What this task involves ->
Without the pictures, output the records below word for word.
>> begin
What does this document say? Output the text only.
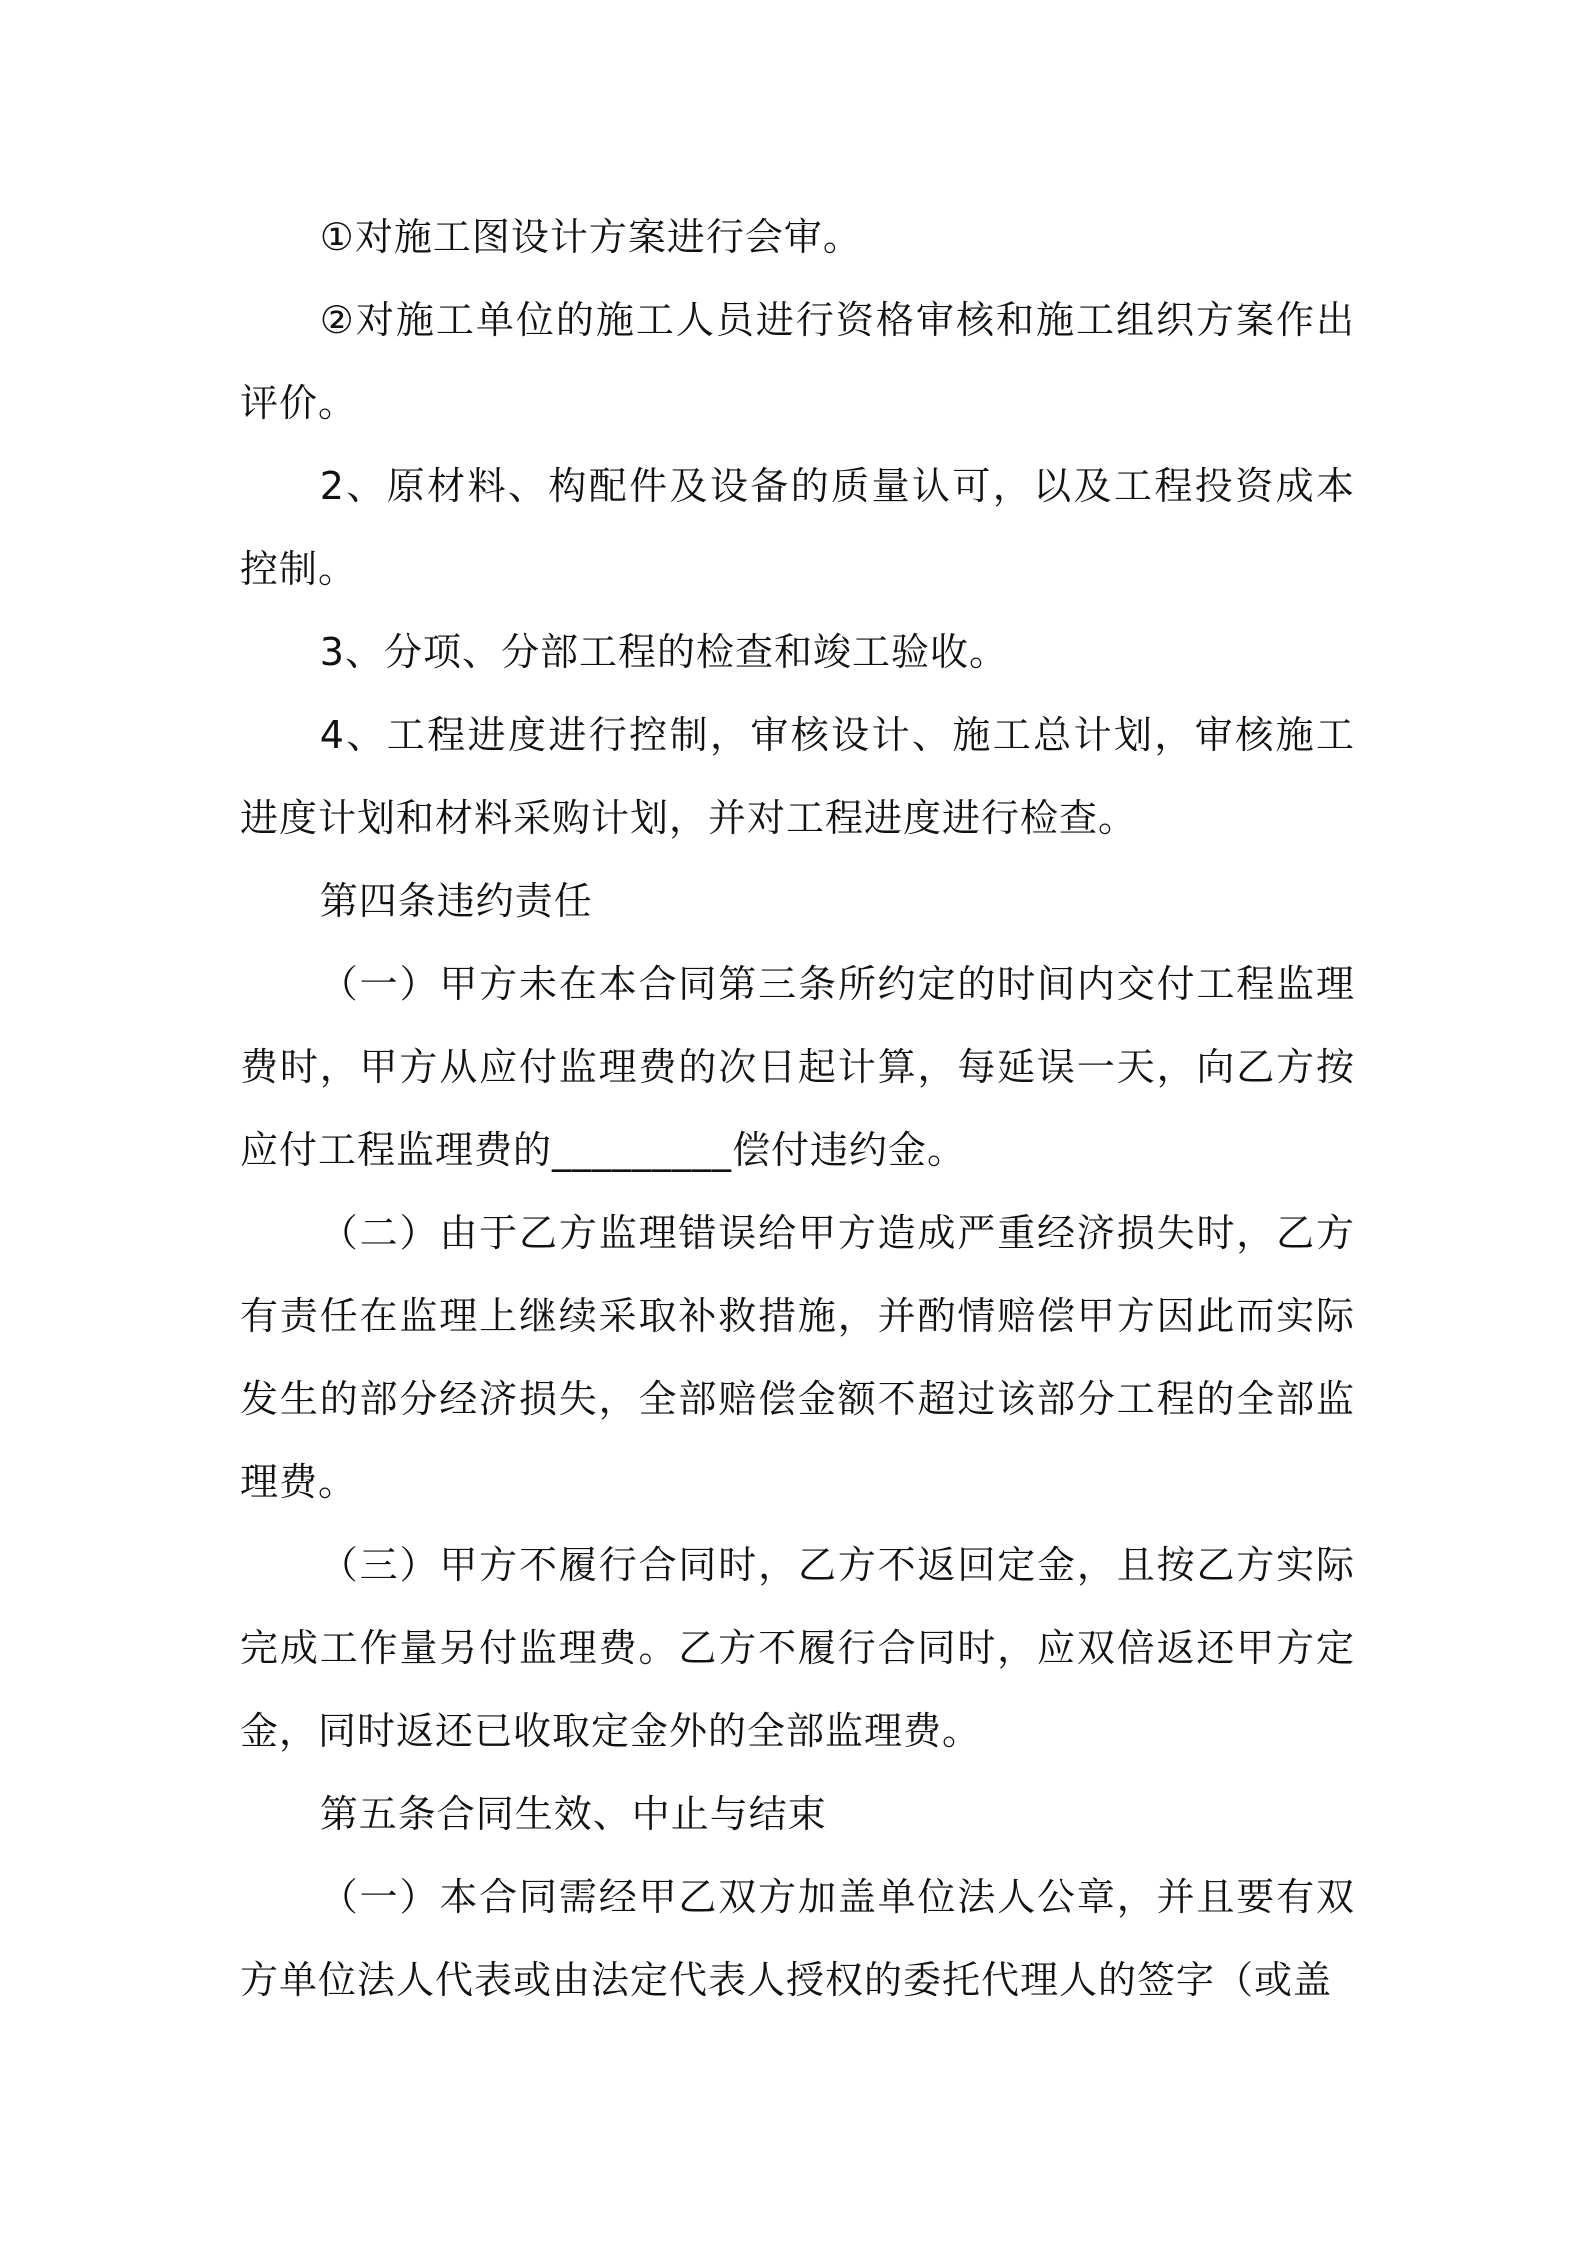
①对施工图设计方案进行会审。

②对施工单位的施工人员进行资格审核和施工组织方案作出评价。

2、原材料、构配件及设备的质量认可，以及工程投资成本控制。

3、分项、分部工程的检查和竣工验收。

4、工程进度进行控制，审核设计、施工总计划，审核施工进度计划和材料采购计划，并对工程进度进行检查。

第四条违约责任

（一）甲方未在本合同第三条所约定的时间内交付工程监理费时，甲方从应付监理费的次日起计算，每延误一天，向乙方按应付工程监理费的_________偿付违约金。

（二）由于乙方监理错误给甲方造成严重经济损失时，乙方有责任在监理上继续采取补救措施，并酌情赔偿甲方因此而实际发生的部分经济损失，全部赔偿金额不超过该部分工程的全部监理费。

（三）甲方不履行合同时，乙方不返回定金，且按乙方实际完成工作量另付监理费。乙方不履行合同时，应双倍返还甲方定金，同时返还已收取定金外的全部监理费。

第五条合同生效、中止与结束

（一）本合同需经甲乙双方加盖单位法人公章，并且要有双方单位法人代表或由法定代表人授权的委托代理人的签字（或盖
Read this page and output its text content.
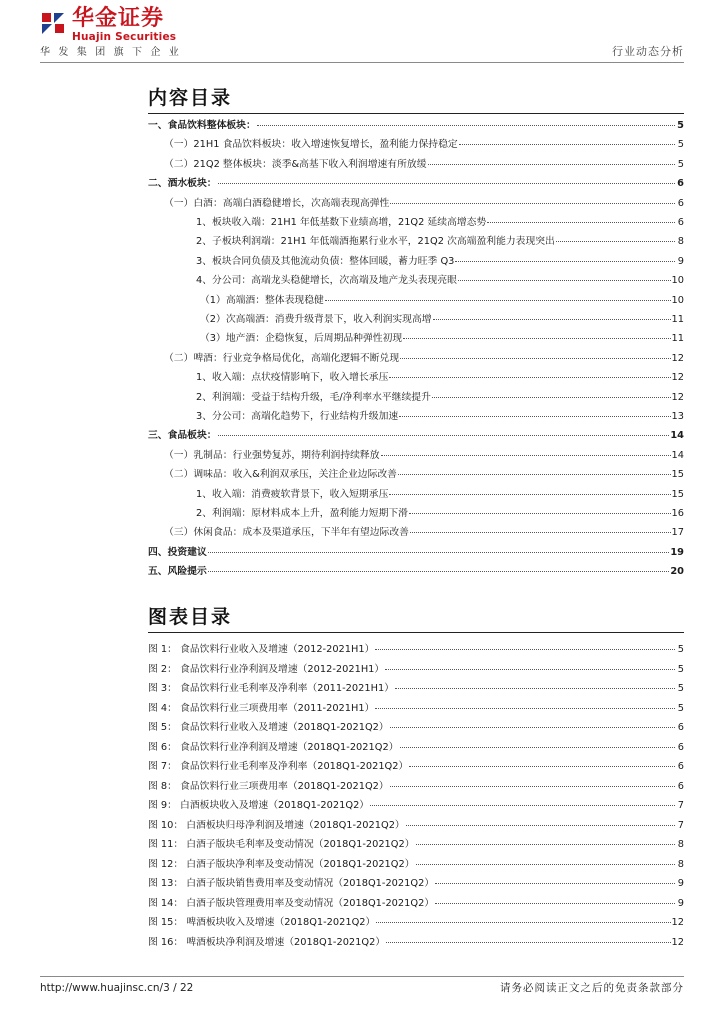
华金证券
Huajin Securities
华发集团旗下企业	行业动态分析
内容目录
一、食品饮料整体板块：	5
（一）21H1 食品饮料板块：收入增速恢复增长，盈利能力保持稳定	5
（二）21Q2 整体板块：淡季&高基下收入利润增速有所放缓	5
二、酒水板块：	6
（一）白酒：高端白酒稳健增长，次高端表现高弹性	6
1、板块收入端：21H1 年低基数下业绩高增，21Q2 延续高增态势	6
2、子板块利润端：21H1 年低端酒拖累行业水平，21Q2 次高端盈利能力表现突出	8
3、板块合同负债及其他流动负债：整体回暖，蓄力旺季 Q3	9
4、分公司：高端龙头稳健增长，次高端及地产龙头表现亮眼	10
（1）高端酒：整体表现稳健	10
（2）次高端酒：消费升级背景下，收入利润实现高增	11
（3）地产酒：企稳恢复，后周期品种弹性初现	11
（二）啤酒：行业竞争格局优化，高端化逻辑不断兑现	12
1、收入端：点状疫情影响下，收入增长承压	12
2、利润端：受益于结构升级，毛/净利率水平继续提升	12
3、分公司：高端化趋势下，行业结构升级加速	13
三、食品板块：	14
（一）乳制品：行业强势复苏，期待利润持续释放	14
（二）调味品：收入&利润双承压，关注企业边际改善	15
1、收入端：消费疲软背景下，收入短期承压	15
2、利润端：原材料成本上升，盈利能力短期下滑	16
（三）休闲食品：成本及渠道承压，下半年有望边际改善	17
四、投资建议	19
五、风险提示	20
图表目录
图 1： 食品饮料行业收入及增速（2012-2021H1）	5
图 2： 食品饮料行业净利润及增速（2012-2021H1）	5
图 3： 食品饮料行业毛利率及净利率（2011-2021H1）	5
图 4： 食品饮料行业三项费用率（2011-2021H1）	5
图 5： 食品饮料行业收入及增速（2018Q1-2021Q2）	6
图 6： 食品饮料行业净利润及增速（2018Q1-2021Q2）	6
图 7： 食品饮料行业毛利率及净利率（2018Q1-2021Q2）	6
图 8： 食品饮料行业三项费用率（2018Q1-2021Q2）	6
图 9： 白酒板块收入及增速（2018Q1-2021Q2）	7
图 10： 白酒板块归母净利润及增速（2018Q1-2021Q2）	7
图 11： 白酒子版块毛利率及变动情况（2018Q1-2021Q2）	8
图 12： 白酒子版块净利率及变动情况（2018Q1-2021Q2）	8
图 13： 白酒子版块销售费用率及变动情况（2018Q1-2021Q2）	9
图 14： 白酒子版块管理费用率及变动情况（2018Q1-2021Q2）	9
图 15： 啤酒板块收入及增速（2018Q1-2021Q2）	12
图 16： 啤酒板块净利润及增速（2018Q1-2021Q2）	12
http://www.huajinsc.cn/3 / 22	请务必阅读正文之后的免责条款部分
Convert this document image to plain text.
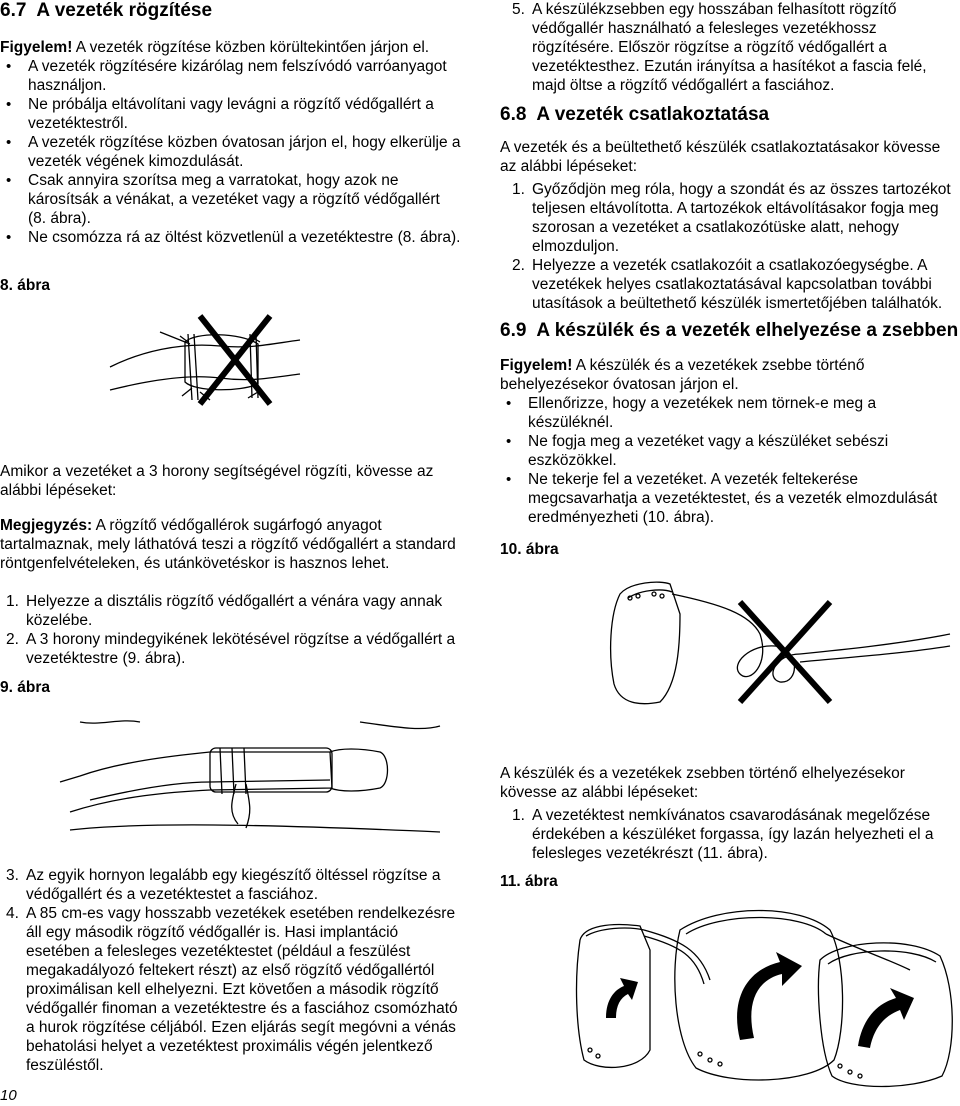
6.7 A vezeték rögzítése

Figyelem! A vezeték rögzítése közben körültekintően járjon el.

• A vezeték rögzítésére kizárólag nem felszívódó varróanyagot használjon.
• Ne próbálja eltávolítani vagy levágni a rögzítő védőgallért a vezetéktestről.
• A vezeték rögzítése közben óvatosan járjon el, hogy elkerülje a vezeték végének kimozdulását.
• Csak annyira szorítsa meg a varratokat, hogy azok ne károsítsák a vénákat, a vezetéket vagy a rögzítő védőgallért (8. ábra).
• Ne csomózza rá az öltést közvetlenül a vezetéktestre (8. ábra).
8. ábra

Amikor a vezetéket a 3 horony segítségével rögzíti, kövesse az alábbi lépéseket:

Megjegyzés: A rögzítő védőgallérok sugárfogó anyagot tartalmaznak, mely láthatóvá teszi a rögzítő védőgallért a standard röntgenfelvételeken, és utánkövetéskor is hasznos lehet.

1. Helyezze a disztális rögzítő védőgallért a vénára vagy annak közelébe.
2. A 3 horony mindegyikének lekötésével rögzítse a védőgallért a vezetéktestre (9. ábra).
9. ábra
3. Az egyik hornyon legalább egy kiegészítő öltéssel rögzítse a védőgallért és a vezetéktestet a fasciához.
4. A 85 cm-es vagy hosszabb vezetékek esetében rendelkezésre áll egy második rögzítő védőgallér is. Hasi implantáció esetében a felesleges vezetéktestet (például a feszülést megakadályozó feltekert részt) az első rögzítő védőgallértól proximálisan kell elhelyezni. Ezt követően a második rögzítő védőgallér finoman a vezetéktestre és a fasciához csomózható a hurok rögzítése céljából. Ezen eljárás segít megóvni a vénás behatolási helyet a vezetéktest proximális végén jelentkező feszüléstől.
5. A készülékzsebben egy hosszában felhasított rögzítő védőgallér használható a felesleges vezetékhossz rögzítésére. Először rögzítse a rögzítő védőgallért a vezetéktesthez. Ezután irányítsa a hasítékot a fascia felé, majd öltse a rögzítő védőgallért a fasciához.
6.8 A vezeték csatlakoztatása

A vezeték és a beültethető készülék csatlakoztatásakor kövesse az alábbi lépéseket:

1. Győződjön meg róla, hogy a szondát és az összes tartozékot teljesen eltávolította. A tartozékok eltávolításakor fogja meg szorosan a vezetéket a csatlakozótüske alatt, nehogy elmozduljon.
2. Helyezze a vezeték csatlakozóit a csatlakozóegységbe. A vezetékek helyes csatlakoztatásával kapcsolatban további utasítások a beültethető készülék ismertetőjében találhatók.
6.9 A készülék és a vezeték elhelyezése a zsebben

Figyelem! A készülék és a vezetékek zsebbe történő behelyezésekor óvatosan járjon el.

• Ellenőrizze, hogy a vezetékek nem törnek-e meg a készüléknél.
• Ne fogja meg a vezetéket vagy a készüléket sebészi eszközökkel.
• Ne tekerje fel a vezetéket. A vezeték feltekerése megcsavarhatja a vezetéktestet, és a vezeték elmozdulását eredményezheti (10. ábra).
10. ábra

A készülék és a vezetékek zsebben történő elhelyezésekor kövesse az alábbi lépéseket:

1. A vezetéktest nemkívánatos csavarodásának megelőzése érdekében a készüléket forgassa, így lazán helyezheti el a felesleges vezetékrészt (11. ábra).
11. ábra
10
>> end
Answer to this problem ->
What does this document say? Output the text only.
①对施工图设计方案进行会审。

②对施工单位的施工人员进行资格审核和施工组织方案作出评价。

2、原材料、构配件及设备的质量认可，以及工程投资成本控制。

3、分项、分部工程的检查和竣工验收。

4、工程进度进行控制，审核设计、施工总计划，审核施工进度计划和材料采购计划，并对工程进度进行检查。

第四条违约责任

（一）甲方未在本合同第三条所约定的时间内交付工程监理费时，甲方从应付监理费的次日起计算，每延误一天，向乙方按应付工程监理费的_________偿付违约金。

（二）由于乙方监理错误给甲方造成严重经济损失时，乙方有责任在监理上继续采取补救措施，并酌情赔偿甲方因此而实际发生的部分经济损失，全部赔偿金额不超过该部分工程的全部监理费。

（三）甲方不履行合同时，乙方不返回定金，且按乙方实际完成工作量另付监理费。乙方不履行合同时，应双倍返还甲方定金，同时返还已收取定金外的全部监理费。

第五条合同生效、中止与结束

（一）本合同需经甲乙双方加盖单位法人公章，并且要有双方单位法人代表或由法定代表人授权的委托代理人的签字（或盖
Read this page and output its text content.
华金证券
Huajin Securities
华发集团旗下企业	行业动态分析
内容目录
一、食品饮料整体板块：	5
（一）21H1 食品饮料板块：收入增速恢复增长，盈利能力保持稳定	5
（二）21Q2 整体板块：淡季&高基下收入利润增速有所放缓	5
二、酒水板块：	6
（一）白酒：高端白酒稳健增长，次高端表现高弹性	6
1、板块收入端：21H1 年低基数下业绩高增，21Q2 延续高增态势	6
2、子板块利润端：21H1 年低端酒拖累行业水平，21Q2 次高端盈利能力表现突出	8
3、板块合同负债及其他流动负债：整体回暖，蓄力旺季 Q3	9
4、分公司：高端龙头稳健增长，次高端及地产龙头表现亮眼	10
（1）高端酒：整体表现稳健	10
（2）次高端酒：消费升级背景下，收入利润实现高增	11
（3）地产酒：企稳恢复，后周期品种弹性初现	11
（二）啤酒：行业竞争格局优化，高端化逻辑不断兑现	12
1、收入端：点状疫情影响下，收入增长承压	12
2、利润端：受益于结构升级，毛/净利率水平继续提升	12
3、分公司：高端化趋势下，行业结构升级加速	13
三、食品板块：	14
（一）乳制品：行业强势复苏，期待利润持续释放	14
（二）调味品：收入&利润双承压，关注企业边际改善	15
1、收入端：消费疲软背景下，收入短期承压	15
2、利润端：原材料成本上升，盈利能力短期下滑	16
（三）休闲食品：成本及渠道承压，下半年有望边际改善	17
四、投资建议	19
五、风险提示	20
图表目录
图 1： 食品饮料行业收入及增速（2012-2021H1）	5
图 2： 食品饮料行业净利润及增速（2012-2021H1）	5
图 3： 食品饮料行业毛利率及净利率（2011-2021H1）	5
图 4： 食品饮料行业三项费用率（2011-2021H1）	5
图 5： 食品饮料行业收入及增速（2018Q1-2021Q2）	6
图 6： 食品饮料行业净利润及增速（2018Q1-2021Q2）	6
图 7： 食品饮料行业毛利率及净利率（2018Q1-2021Q2）	6
图 8： 食品饮料行业三项费用率（2018Q1-2021Q2）	6
图 9： 白酒板块收入及增速（2018Q1-2021Q2）	7
图 10： 白酒板块归母净利润及增速（2018Q1-2021Q2）	7
图 11： 白酒子版块毛利率及变动情况（2018Q1-2021Q2）	8
图 12： 白酒子版块净利率及变动情况（2018Q1-2021Q2）	8
图 13： 白酒子版块销售费用率及变动情况（2018Q1-2021Q2）	9
图 14： 白酒子版块管理费用率及变动情况（2018Q1-2021Q2）	9
图 15： 啤酒板块收入及增速（2018Q1-2021Q2）	12
图 16： 啤酒板块净利润及增速（2018Q1-2021Q2）	12
http://www.huajinsc.cn/3 / 22	请务必阅读正文之后的免责条款部分
Convert this document image to plain text.
6.7 A vezeték rögzítése

Figyelem! A vezeték rögzítése közben körültekintően járjon el.

• A vezeték rögzítésére kizárólag nem felszívódó varróanyagot használjon.
• Ne próbálja eltávolítani vagy levágni a rögzítő védőgallért a vezetéktestről.
• A vezeték rögzítése közben óvatosan járjon el, hogy elkerülje a vezeték végének kimozdulását.
• Csak annyira szorítsa meg a varratokat, hogy azok ne károsítsák a vénákat, a vezetéket vagy a rögzítő védőgallért (8. ábra).
• Ne csomózza rá az öltést közvetlenül a vezetéktestre (8. ábra).
8. ábra

Amikor a vezetéket a 3 horony segítségével rögzíti, kövesse az alábbi lépéseket:

Megjegyzés: A rögzítő védőgallérok sugárfogó anyagot tartalmaznak, mely láthatóvá teszi a rögzítő védőgallért a standard röntgenfelvételeken, és utánkövetéskor is hasznos lehet.

1. Helyezze a disztális rögzítő védőgallért a vénára vagy annak közelébe.
2. A 3 horony mindegyikének lekötésével rögzítse a védőgallért a vezetéktestre (9. ábra).
9. ábra
3. Az egyik hornyon legalább egy kiegészítő öltéssel rögzítse a védőgallért és a vezetéktestet a fasciához.
4. A 85 cm-es vagy hosszabb vezetékek esetében rendelkezésre áll egy második rögzítő védőgallér is. Hasi implantáció esetében a felesleges vezetéktestet (például a feszülést megakadályozó feltekert részt) az első rögzítő védőgallértól proximálisan kell elhelyezni. Ezt követően a második rögzítő védőgallér finoman a vezetéktestre és a fasciához csomózható a hurok rögzítése céljából. Ezen eljárás segít megóvni a vénás behatolási helyet a vezetéktest proximális végén jelentkező feszüléstől.
5. A készülékzsebben egy hosszában felhasított rögzítő védőgallér használható a felesleges vezetékhossz rögzítésére. Először rögzítse a rögzítő védőgallért a vezetéktesthez. Ezután irányítsa a hasítékot a fascia felé, majd öltse a rögzítő védőgallért a fasciához.
6.8 A vezeték csatlakoztatása

A vezeték és a beültethető készülék csatlakoztatásakor kövesse az alábbi lépéseket:

1. Győződjön meg róla, hogy a szondát és az összes tartozékot teljesen eltávolította. A tartozékok eltávolításakor fogja meg szorosan a vezetéket a csatlakozótüske alatt, nehogy elmozduljon.
2. Helyezze a vezeték csatlakozóit a csatlakozóegységbe. A vezetékek helyes csatlakoztatásával kapcsolatban további utasítások a beültethető készülék ismertetőjében találhatók.
6.9 A készülék és a vezeték elhelyezése a zsebben

Figyelem! A készülék és a vezetékek zsebbe történő behelyezésekor óvatosan járjon el.

• Ellenőrizze, hogy a vezetékek nem törnek-e meg a készüléknél.
• Ne fogja meg a vezetéket vagy a készüléket sebészi eszközökkel.
• Ne tekerje fel a vezetéket. A vezeték feltekerése megcsavarhatja a vezetéktestet, és a vezeték elmozdulását eredményezheti (10. ábra).
10. ábra

A készülék és a vezetékek zsebben történő elhelyezésekor kövesse az alábbi lépéseket:

1. A vezetéktest nemkívánatos csavarodásának megelőzése érdekében a készüléket forgassa, így lazán helyezheti el a felesleges vezetékrészt (11. ábra).
11. ábra
10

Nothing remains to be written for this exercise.